WHAT THE TASK REQUIRES:
Check every line of the entries that follow, and copy the ones containing "text".

PROVIDED RECORDS:
########

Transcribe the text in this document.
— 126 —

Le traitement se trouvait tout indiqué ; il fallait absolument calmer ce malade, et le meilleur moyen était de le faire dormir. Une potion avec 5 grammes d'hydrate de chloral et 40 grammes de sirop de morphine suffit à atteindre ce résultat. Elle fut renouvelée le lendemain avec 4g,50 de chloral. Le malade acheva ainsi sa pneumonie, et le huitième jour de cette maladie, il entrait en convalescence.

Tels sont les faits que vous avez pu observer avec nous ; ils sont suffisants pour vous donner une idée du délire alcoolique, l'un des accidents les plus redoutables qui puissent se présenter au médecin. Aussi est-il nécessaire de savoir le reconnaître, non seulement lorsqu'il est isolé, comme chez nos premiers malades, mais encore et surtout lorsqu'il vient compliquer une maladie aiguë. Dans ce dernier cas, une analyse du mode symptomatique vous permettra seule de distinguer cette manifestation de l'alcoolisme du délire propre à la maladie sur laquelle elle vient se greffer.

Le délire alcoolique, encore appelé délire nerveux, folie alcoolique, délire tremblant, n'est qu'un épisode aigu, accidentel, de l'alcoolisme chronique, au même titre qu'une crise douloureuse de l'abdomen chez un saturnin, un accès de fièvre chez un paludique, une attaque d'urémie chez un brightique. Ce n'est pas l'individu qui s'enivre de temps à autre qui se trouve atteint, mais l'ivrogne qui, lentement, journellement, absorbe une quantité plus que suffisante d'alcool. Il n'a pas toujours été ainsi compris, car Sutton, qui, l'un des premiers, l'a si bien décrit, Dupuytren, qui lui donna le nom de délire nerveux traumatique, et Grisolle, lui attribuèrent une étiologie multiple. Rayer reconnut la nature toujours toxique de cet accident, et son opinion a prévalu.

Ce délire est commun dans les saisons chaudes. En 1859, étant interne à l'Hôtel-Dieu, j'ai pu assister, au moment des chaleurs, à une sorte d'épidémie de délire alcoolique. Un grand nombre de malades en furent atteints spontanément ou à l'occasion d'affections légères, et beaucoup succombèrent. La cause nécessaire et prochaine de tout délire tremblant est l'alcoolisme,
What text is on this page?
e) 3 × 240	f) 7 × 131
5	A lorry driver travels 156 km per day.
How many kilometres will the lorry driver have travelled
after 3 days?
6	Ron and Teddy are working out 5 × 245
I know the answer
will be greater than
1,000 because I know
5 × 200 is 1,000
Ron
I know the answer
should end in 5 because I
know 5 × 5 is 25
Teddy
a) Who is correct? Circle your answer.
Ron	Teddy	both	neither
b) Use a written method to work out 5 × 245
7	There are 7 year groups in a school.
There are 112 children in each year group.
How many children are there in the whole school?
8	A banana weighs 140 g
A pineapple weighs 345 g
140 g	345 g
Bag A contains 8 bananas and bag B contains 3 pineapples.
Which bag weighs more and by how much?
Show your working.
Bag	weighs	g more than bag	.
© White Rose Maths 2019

########

TASK RESULT:
Transcribe the text in this document.
What text is on this page?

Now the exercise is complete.